Extracted data entries
┌──

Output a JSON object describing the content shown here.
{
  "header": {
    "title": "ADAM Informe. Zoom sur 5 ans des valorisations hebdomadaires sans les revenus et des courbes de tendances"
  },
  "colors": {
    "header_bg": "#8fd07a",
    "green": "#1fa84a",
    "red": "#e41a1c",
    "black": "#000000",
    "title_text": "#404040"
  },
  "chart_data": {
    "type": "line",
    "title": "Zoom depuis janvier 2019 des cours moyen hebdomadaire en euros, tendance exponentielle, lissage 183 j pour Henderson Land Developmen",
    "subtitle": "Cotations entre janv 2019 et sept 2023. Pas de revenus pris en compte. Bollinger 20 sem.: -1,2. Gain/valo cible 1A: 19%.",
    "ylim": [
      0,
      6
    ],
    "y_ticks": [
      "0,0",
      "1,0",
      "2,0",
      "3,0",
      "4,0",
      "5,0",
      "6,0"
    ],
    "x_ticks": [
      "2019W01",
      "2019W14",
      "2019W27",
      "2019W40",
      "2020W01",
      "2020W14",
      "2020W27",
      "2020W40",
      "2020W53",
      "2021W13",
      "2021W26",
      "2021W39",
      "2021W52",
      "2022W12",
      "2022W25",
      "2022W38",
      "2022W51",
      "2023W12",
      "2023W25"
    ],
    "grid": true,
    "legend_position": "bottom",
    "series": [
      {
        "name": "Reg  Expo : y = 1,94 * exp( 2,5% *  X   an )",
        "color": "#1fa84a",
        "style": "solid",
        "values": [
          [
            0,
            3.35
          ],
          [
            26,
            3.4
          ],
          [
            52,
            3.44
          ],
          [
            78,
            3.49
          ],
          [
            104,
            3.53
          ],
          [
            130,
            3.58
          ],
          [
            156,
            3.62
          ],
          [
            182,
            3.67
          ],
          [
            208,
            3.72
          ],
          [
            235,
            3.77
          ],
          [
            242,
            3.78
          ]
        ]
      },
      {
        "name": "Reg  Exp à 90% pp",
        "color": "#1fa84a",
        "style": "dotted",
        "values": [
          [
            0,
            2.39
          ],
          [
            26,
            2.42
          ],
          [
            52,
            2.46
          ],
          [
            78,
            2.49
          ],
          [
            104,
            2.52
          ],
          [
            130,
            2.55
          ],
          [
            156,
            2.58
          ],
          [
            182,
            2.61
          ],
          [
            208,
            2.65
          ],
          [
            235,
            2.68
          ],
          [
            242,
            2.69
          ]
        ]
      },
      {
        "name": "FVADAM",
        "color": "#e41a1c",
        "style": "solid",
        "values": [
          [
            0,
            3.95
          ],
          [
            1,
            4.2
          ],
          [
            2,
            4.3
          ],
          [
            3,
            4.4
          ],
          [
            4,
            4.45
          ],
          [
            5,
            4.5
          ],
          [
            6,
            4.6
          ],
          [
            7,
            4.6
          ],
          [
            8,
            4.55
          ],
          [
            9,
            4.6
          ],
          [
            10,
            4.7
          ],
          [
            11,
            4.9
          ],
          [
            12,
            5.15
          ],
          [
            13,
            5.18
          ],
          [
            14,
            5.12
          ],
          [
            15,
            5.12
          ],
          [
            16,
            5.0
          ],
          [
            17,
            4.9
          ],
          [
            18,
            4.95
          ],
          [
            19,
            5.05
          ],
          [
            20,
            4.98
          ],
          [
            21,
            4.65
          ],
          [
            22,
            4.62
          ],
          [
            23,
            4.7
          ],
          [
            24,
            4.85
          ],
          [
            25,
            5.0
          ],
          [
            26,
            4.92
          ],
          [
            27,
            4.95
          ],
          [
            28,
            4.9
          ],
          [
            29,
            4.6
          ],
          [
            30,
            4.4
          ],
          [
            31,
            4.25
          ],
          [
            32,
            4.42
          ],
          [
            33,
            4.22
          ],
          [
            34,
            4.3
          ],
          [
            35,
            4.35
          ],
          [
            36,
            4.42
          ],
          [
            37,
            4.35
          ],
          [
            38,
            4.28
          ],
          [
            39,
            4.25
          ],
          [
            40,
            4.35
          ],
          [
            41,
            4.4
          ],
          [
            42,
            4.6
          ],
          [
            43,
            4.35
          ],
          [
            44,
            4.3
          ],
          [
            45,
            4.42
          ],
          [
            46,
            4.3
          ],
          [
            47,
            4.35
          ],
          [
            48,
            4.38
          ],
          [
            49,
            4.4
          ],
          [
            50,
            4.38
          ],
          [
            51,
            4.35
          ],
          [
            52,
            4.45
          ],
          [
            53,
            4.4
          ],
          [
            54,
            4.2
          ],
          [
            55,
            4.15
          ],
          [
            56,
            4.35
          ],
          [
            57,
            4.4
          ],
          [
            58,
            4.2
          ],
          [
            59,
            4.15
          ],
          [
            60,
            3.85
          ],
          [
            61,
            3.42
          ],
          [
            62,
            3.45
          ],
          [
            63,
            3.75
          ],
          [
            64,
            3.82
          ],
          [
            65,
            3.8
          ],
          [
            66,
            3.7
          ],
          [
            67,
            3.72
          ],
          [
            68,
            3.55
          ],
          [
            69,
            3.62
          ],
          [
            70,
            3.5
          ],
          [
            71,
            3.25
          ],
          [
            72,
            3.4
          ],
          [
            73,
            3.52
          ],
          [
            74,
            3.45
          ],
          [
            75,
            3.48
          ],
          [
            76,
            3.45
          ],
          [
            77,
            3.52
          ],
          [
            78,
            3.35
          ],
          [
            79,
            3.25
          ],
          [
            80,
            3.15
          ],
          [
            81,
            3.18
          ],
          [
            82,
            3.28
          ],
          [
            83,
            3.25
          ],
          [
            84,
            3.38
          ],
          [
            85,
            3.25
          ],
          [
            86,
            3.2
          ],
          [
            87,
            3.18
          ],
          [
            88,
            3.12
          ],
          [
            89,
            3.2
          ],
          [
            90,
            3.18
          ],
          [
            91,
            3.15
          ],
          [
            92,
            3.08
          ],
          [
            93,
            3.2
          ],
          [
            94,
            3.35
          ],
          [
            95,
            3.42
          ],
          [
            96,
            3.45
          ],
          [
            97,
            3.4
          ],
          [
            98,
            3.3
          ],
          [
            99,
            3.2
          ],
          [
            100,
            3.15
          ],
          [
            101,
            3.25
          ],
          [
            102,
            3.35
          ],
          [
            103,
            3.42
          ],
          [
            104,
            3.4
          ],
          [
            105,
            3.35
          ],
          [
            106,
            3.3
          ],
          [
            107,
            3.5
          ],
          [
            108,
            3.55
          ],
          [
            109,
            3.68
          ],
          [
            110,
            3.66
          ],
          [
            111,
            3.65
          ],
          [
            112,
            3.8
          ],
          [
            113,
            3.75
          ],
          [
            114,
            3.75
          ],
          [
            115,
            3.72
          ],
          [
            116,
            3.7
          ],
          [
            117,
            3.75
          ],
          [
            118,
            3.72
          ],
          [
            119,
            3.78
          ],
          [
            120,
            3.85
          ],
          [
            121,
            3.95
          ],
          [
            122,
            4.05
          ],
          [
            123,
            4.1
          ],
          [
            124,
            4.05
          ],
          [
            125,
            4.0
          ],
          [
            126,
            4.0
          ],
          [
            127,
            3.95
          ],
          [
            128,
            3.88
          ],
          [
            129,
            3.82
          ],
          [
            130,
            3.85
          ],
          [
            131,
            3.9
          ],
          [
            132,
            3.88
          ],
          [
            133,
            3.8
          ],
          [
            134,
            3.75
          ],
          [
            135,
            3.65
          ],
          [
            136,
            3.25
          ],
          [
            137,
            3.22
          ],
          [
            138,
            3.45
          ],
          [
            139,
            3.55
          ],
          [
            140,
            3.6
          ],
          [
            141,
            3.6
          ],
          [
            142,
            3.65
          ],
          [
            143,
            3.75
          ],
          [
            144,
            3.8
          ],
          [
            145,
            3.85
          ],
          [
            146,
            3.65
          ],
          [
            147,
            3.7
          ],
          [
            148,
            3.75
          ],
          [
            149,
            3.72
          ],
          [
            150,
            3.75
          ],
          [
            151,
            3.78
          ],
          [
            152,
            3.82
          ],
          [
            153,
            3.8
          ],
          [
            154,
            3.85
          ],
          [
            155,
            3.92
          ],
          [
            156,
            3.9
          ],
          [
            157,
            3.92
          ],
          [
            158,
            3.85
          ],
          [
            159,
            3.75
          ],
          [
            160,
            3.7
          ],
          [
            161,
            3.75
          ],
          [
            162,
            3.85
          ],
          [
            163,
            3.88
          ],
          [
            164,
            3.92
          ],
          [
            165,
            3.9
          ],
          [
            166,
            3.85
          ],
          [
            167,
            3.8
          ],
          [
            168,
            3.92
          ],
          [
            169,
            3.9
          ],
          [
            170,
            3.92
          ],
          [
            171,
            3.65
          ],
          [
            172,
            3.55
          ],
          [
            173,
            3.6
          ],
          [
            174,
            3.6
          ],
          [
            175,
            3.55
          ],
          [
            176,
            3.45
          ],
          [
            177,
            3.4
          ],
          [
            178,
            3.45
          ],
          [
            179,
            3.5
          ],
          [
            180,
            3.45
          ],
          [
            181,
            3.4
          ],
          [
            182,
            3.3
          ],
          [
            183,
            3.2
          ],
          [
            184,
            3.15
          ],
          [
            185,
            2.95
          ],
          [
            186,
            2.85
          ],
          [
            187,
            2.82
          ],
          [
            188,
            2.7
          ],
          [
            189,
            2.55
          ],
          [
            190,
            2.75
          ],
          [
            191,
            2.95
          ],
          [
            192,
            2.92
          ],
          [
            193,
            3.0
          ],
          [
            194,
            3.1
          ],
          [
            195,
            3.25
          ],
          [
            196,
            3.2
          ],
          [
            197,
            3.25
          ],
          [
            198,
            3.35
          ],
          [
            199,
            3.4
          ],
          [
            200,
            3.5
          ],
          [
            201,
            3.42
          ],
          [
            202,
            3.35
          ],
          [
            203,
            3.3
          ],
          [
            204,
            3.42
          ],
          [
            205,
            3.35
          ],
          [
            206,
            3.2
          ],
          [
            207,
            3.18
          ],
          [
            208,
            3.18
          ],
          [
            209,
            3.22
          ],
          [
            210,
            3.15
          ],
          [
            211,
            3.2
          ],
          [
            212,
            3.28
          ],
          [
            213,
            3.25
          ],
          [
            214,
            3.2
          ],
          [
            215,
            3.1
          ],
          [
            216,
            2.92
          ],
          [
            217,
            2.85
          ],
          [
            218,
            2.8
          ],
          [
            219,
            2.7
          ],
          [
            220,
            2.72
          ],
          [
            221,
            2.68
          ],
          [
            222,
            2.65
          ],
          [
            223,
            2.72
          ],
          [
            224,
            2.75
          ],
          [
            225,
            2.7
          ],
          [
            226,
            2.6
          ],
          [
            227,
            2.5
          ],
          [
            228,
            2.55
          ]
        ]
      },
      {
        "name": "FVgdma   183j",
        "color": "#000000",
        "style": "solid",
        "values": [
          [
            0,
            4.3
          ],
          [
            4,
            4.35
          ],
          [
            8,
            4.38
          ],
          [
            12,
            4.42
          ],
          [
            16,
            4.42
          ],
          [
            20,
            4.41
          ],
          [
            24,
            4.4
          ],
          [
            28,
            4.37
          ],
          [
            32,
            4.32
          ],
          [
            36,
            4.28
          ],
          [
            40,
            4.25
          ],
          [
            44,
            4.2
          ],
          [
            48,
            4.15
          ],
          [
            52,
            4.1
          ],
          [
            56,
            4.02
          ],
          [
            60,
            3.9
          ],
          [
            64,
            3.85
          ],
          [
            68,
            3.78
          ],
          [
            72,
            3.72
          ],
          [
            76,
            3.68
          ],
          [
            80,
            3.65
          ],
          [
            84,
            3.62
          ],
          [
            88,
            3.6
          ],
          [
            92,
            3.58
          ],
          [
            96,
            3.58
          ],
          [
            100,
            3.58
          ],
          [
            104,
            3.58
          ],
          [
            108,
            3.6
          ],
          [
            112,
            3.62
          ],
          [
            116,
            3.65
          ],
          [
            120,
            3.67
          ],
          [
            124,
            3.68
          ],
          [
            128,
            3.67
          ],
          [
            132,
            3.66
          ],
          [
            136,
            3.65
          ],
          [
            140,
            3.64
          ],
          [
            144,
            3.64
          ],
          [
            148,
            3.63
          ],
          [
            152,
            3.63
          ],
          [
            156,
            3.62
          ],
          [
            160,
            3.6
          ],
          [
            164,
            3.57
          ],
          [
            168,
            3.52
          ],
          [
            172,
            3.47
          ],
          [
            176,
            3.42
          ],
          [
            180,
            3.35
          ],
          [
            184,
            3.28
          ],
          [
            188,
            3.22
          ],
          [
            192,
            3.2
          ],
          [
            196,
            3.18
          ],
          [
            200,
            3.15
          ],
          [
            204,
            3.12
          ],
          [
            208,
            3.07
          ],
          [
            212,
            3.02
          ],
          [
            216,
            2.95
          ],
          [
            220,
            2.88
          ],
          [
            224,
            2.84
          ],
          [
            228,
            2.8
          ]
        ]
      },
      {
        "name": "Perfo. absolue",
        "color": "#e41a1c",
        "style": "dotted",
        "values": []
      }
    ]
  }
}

└──

### WHAT THE TASK REQUIRES
Locate each line with the word "name" and copy it.

### REPLY TO THE EXERCISE
        "name": "Reg  Expo : y = 1,94 * exp( 2,5% *  X   an )",
        "name": "Reg  Exp à 90% pp",
        "name": "FVADAM",
        "name": "FVgdma   183j",
        "name": "Perfo. absolue",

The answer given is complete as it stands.